Task requirements
Reproduce the complete listing without any deviation.

Data for this task
━━━━━━━━━━
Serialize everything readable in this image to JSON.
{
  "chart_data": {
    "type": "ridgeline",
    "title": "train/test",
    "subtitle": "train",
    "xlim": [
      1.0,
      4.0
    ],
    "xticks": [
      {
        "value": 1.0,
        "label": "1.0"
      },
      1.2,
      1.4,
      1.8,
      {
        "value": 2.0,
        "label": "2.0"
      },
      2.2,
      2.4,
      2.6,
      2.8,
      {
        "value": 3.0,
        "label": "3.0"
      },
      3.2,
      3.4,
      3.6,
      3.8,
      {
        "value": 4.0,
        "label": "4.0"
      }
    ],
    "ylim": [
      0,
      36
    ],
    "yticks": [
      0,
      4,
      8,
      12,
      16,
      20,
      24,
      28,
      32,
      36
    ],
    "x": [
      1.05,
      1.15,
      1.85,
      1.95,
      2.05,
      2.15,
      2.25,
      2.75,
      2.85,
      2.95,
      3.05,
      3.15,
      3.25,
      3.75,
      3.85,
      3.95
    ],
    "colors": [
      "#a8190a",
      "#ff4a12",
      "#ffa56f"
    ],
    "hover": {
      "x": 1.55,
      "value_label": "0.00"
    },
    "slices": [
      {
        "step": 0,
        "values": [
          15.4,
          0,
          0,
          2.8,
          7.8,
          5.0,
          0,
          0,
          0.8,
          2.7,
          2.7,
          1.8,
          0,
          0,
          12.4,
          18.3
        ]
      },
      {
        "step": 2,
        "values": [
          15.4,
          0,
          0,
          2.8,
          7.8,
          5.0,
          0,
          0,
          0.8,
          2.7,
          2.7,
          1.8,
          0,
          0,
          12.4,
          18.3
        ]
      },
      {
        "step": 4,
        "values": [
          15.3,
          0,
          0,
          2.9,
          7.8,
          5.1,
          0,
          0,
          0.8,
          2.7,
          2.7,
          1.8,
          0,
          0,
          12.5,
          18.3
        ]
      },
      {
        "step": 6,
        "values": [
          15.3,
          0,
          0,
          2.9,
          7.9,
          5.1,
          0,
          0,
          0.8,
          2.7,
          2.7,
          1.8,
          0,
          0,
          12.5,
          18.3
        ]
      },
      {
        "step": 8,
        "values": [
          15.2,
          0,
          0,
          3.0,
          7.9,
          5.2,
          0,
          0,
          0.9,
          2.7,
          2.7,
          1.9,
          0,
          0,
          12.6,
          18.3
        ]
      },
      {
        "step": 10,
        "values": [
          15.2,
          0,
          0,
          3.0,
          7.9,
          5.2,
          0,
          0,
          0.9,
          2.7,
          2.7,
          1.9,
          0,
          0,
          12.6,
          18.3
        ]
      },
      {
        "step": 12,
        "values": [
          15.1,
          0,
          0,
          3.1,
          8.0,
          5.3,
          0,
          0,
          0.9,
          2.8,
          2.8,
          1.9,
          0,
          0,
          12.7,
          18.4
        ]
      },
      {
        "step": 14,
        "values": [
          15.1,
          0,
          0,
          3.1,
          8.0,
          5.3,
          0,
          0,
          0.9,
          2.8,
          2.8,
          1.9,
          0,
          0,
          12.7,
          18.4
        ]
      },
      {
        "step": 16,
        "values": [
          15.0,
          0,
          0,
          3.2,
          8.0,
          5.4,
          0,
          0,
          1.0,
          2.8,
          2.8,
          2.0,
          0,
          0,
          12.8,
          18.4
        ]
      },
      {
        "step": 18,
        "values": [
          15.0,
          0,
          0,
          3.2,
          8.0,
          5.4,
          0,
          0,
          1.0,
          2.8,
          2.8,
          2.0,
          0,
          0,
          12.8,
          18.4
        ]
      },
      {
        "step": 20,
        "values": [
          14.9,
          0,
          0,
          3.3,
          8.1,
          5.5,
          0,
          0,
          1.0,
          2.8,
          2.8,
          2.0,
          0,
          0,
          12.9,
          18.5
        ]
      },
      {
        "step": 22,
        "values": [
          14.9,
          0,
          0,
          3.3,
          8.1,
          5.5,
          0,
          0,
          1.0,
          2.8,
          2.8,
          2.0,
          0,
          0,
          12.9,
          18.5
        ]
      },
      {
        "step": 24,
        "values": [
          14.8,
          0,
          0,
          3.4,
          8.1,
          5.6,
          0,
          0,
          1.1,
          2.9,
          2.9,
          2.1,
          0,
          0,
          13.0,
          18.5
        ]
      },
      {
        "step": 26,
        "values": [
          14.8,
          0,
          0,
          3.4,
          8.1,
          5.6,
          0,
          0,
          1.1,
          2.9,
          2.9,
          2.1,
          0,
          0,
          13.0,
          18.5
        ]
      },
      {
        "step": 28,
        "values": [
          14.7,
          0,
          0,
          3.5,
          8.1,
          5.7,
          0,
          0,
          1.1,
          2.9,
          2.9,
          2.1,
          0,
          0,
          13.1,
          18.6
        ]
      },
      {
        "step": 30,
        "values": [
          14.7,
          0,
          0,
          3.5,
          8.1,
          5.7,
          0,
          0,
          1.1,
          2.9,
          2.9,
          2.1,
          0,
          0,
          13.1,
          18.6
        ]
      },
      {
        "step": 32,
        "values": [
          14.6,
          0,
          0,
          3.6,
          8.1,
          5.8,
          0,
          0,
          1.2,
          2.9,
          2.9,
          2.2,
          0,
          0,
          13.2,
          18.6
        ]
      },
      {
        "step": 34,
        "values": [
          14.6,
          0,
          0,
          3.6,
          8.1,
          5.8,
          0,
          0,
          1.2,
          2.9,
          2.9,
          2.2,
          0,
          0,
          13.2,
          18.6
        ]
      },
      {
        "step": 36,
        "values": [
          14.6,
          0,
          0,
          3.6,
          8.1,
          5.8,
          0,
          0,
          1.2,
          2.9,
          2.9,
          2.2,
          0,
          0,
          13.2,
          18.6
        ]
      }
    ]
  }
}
━━━━━━━━━━
Full solution
Serialize everything readable in this image to JSON.
{
  "chart_data": {
    "type": "ridgeline",
    "title": "train/test",
    "subtitle": "train",
    "xlim": [
      1.0,
      4.0
    ],
    "xticks": [
      {
        "value": 1.0,
        "label": "1.0"
      },
      1.2,
      1.4,
      1.8,
      {
        "value": 2.0,
        "label": "2.0"
      },
      2.2,
      2.4,
      2.6,
      2.8,
      {
        "value": 3.0,
        "label": "3.0"
      },
      3.2,
      3.4,
      3.6,
      3.8,
      {
        "value": 4.0,
        "label": "4.0"
      }
    ],
    "ylim": [
      0,
      36
    ],
    "yticks": [
      0,
      4,
      8,
      12,
      16,
      20,
      24,
      28,
      32,
      36
    ],
    "x": [
      1.05,
      1.15,
      1.85,
      1.95,
      2.05,
      2.15,
      2.25,
      2.75,
      2.85,
      2.95,
      3.05,
      3.15,
      3.25,
      3.75,
      3.85,
      3.95
    ],
    "colors": [
      "#a8190a",
      "#ff4a12",
      "#ffa56f"
    ],
    "hover": {
      "x": 1.55,
      "value_label": "0.00"
    },
    "slices": [
      {
        "step": 0,
        "values": [
          15.4,
          0,
          0,
          2.8,
          7.8,
          5.0,
          0,
          0,
          0.8,
          2.7,
          2.7,
          1.8,
          0,
          0,
          12.4,
          18.3
        ]
      },
      {
        "step": 2,
        "values": [
          15.4,
          0,
          0,
          2.8,
          7.8,
          5.0,
          0,
          0,
          0.8,
          2.7,
          2.7,
          1.8,
          0,
          0,
          12.4,
          18.3
        ]
      },
      {
        "step": 4,
        "values": [
          15.3,
          0,
          0,
          2.9,
          7.8,
          5.1,
          0,
          0,
          0.8,
          2.7,
          2.7,
          1.8,
          0,
          0,
          12.5,
          18.3
        ]
      },
      {
        "step": 6,
        "values": [
          15.3,
          0,
          0,
          2.9,
          7.9,
          5.1,
          0,
          0,
          0.8,
          2.7,
          2.7,
          1.8,
          0,
          0,
          12.5,
          18.3
        ]
      },
      {
        "step": 8,
        "values": [
          15.2,
          0,
          0,
          3.0,
          7.9,
          5.2,
          0,
          0,
          0.9,
          2.7,
          2.7,
          1.9,
          0,
          0,
          12.6,
          18.3
        ]
      },
      {
        "step": 10,
        "values": [
          15.2,
          0,
          0,
          3.0,
          7.9,
          5.2,
          0,
          0,
          0.9,
          2.7,
          2.7,
          1.9,
          0,
          0,
          12.6,
          18.3
        ]
      },
      {
        "step": 12,
        "values": [
          15.1,
          0,
          0,
          3.1,
          8.0,
          5.3,
          0,
          0,
          0.9,
          2.8,
          2.8,
          1.9,
          0,
          0,
          12.7,
          18.4
        ]
      },
      {
        "step": 14,
        "values": [
          15.1,
          0,
          0,
          3.1,
          8.0,
          5.3,
          0,
          0,
          0.9,
          2.8,
          2.8,
          1.9,
          0,
          0,
          12.7,
          18.4
        ]
      },
      {
        "step": 16,
        "values": [
          15.0,
          0,
          0,
          3.2,
          8.0,
          5.4,
          0,
          0,
          1.0,
          2.8,
          2.8,
          2.0,
          0,
          0,
          12.8,
          18.4
        ]
      },
      {
        "step": 18,
        "values": [
          15.0,
          0,
          0,
          3.2,
          8.0,
          5.4,
          0,
          0,
          1.0,
          2.8,
          2.8,
          2.0,
          0,
          0,
          12.8,
          18.4
        ]
      },
      {
        "step": 20,
        "values": [
          14.9,
          0,
          0,
          3.3,
          8.1,
          5.5,
          0,
          0,
          1.0,
          2.8,
          2.8,
          2.0,
          0,
          0,
          12.9,
          18.5
        ]
      },
      {
        "step": 22,
        "values": [
          14.9,
          0,
          0,
          3.3,
          8.1,
          5.5,
          0,
          0,
          1.0,
          2.8,
          2.8,
          2.0,
          0,
          0,
          12.9,
          18.5
        ]
      },
      {
        "step": 24,
        "values": [
          14.8,
          0,
          0,
          3.4,
          8.1,
          5.6,
          0,
          0,
          1.1,
          2.9,
          2.9,
          2.1,
          0,
          0,
          13.0,
          18.5
        ]
      },
      {
        "step": 26,
        "values": [
          14.8,
          0,
          0,
          3.4,
          8.1,
          5.6,
          0,
          0,
          1.1,
          2.9,
          2.9,
          2.1,
          0,
          0,
          13.0,
          18.5
        ]
      },
      {
        "step": 28,
        "values": [
          14.7,
          0,
          0,
          3.5,
          8.1,
          5.7,
          0,
          0,
          1.1,
          2.9,
          2.9,
          2.1,
          0,
          0,
          13.1,
          18.6
        ]
      },
      {
        "step": 30,
        "values": [
          14.7,
          0,
          0,
          3.5,
          8.1,
          5.7,
          0,
          0,
          1.1,
          2.9,
          2.9,
          2.1,
          0,
          0,
          13.1,
          18.6
        ]
      },
      {
        "step": 32,
        "values": [
          14.6,
          0,
          0,
          3.6,
          8.1,
          5.8,
          0,
          0,
          1.2,
          2.9,
          2.9,
          2.2,
          0,
          0,
          13.2,
          18.6
        ]
      },
      {
        "step": 34,
        "values": [
          14.6,
          0,
          0,
          3.6,
          8.1,
          5.8,
          0,
          0,
          1.2,
          2.9,
          2.9,
          2.2,
          0,
          0,
          13.2,
          18.6
        ]
      },
      {
        "step": 36,
        "values": [
          14.6,
          0,
          0,
          3.6,
          8.1,
          5.8,
          0,
          0,
          1.2,
          2.9,
          2.9,
          2.2,
          0,
          0,
          13.2,
          18.6
        ]
      }
    ]
  }
}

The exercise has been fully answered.